== PROBLEM REQUIREMENTS ==
Reproduce the data exactly and drop any pictures it holds.

Start of TASK INPUT

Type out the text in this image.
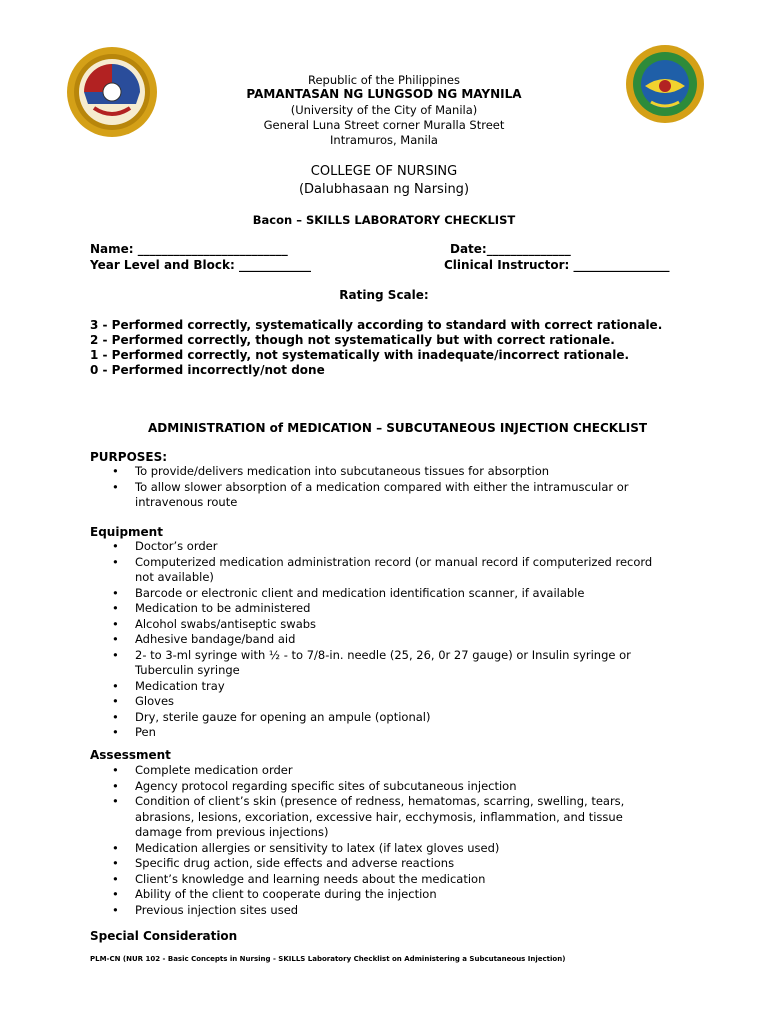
Republic of the Philippines
PAMANTASAN NG LUNGSOD NG MAYNILA
(University of the City of Manila)
General Luna Street corner Muralla Street
Intramuros, Manila
COLLEGE OF NURSING
(Dalubhasaan ng Narsing)
Bacon – SKILLS LABORATORY CHECKLIST
Name: _________________________	Date:______________
Year Level and Block: ____________	Clinical Instructor: ________________
Rating Scale:
3 - Performed correctly, systematically according to standard with correct rationale.
2 - Performed correctly, though not systematically but with correct rationale.
1 - Performed correctly, not systematically with inadequate/incorrect rationale.
0 - Performed incorrectly/not done
ADMINISTRATION of MEDICATION – SUBCUTANEOUS INJECTION CHECKLIST
PURPOSES:
• To provide/delivers medication into subcutaneous tissues for absorption
• To allow slower absorption of a medication compared with either the intramuscular or intravenous route
Equipment
• Doctor’s order
• Computerized medication administration record (or manual record if computerized record not available)
• Barcode or electronic client and medication identification scanner, if available
• Medication to be administered
• Alcohol swabs/antiseptic swabs
• Adhesive bandage/band aid
• 2- to 3-ml syringe with ½ - to 7/8-in. needle (25, 26, 0r 27 gauge) or Insulin syringe or Tuberculin syringe
• Medication tray
• Gloves
• Dry, sterile gauze for opening an ampule (optional)
• Pen
Assessment
• Complete medication order
• Agency protocol regarding specific sites of subcutaneous injection
• Condition of client’s skin (presence of redness, hematomas, scarring, swelling, tears, abrasions, lesions, excoriation, excessive hair, ecchymosis, inflammation, and tissue damage from previous injections)
• Medication allergies or sensitivity to latex (if latex gloves used)
• Specific drug action, side effects and adverse reactions
• Client’s knowledge and learning needs about the medication
• Ability of the client to cooperate during the injection
• Previous injection sites used
Special Consideration
PLM-CN (NUR 102 - Basic Concepts in Nursing - SKILLS Laboratory Checklist on Administering a Subcutaneous Injection)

End of TASK INPUT

== TASK ANSWER ==
Type out the text in this image.
Republic of the Philippines
PAMANTASAN NG LUNGSOD NG MAYNILA
(University of the City of Manila)
General Luna Street corner Muralla Street
Intramuros, Manila
COLLEGE OF NURSING
(Dalubhasaan ng Narsing)
Bacon – SKILLS LABORATORY CHECKLIST
Name: _________________________	Date:______________
Year Level and Block: ____________	Clinical Instructor: ________________
Rating Scale:
3 - Performed correctly, systematically according to standard with correct rationale.
2 - Performed correctly, though not systematically but with correct rationale.
1 - Performed correctly, not systematically with inadequate/incorrect rationale.
0 - Performed incorrectly/not done
ADMINISTRATION of MEDICATION – SUBCUTANEOUS INJECTION CHECKLIST
PURPOSES:
• To provide/delivers medication into subcutaneous tissues for absorption
• To allow slower absorption of a medication compared with either the intramuscular or intravenous route
Equipment
• Doctor’s order
• Computerized medication administration record (or manual record if computerized record not available)
• Barcode or electronic client and medication identification scanner, if available
• Medication to be administered
• Alcohol swabs/antiseptic swabs
• Adhesive bandage/band aid
• 2- to 3-ml syringe with ½ - to 7/8-in. needle (25, 26, 0r 27 gauge) or Insulin syringe or Tuberculin syringe
• Medication tray
• Gloves
• Dry, sterile gauze for opening an ampule (optional)
• Pen
Assessment
• Complete medication order
• Agency protocol regarding specific sites of subcutaneous injection
• Condition of client’s skin (presence of redness, hematomas, scarring, swelling, tears, abrasions, lesions, excoriation, excessive hair, ecchymosis, inflammation, and tissue damage from previous injections)
• Medication allergies or sensitivity to latex (if latex gloves used)
• Specific drug action, side effects and adverse reactions
• Client’s knowledge and learning needs about the medication
• Ability of the client to cooperate during the injection
• Previous injection sites used
Special Consideration
PLM-CN (NUR 102 - Basic Concepts in Nursing - SKILLS Laboratory Checklist on Administering a Subcutaneous Injection)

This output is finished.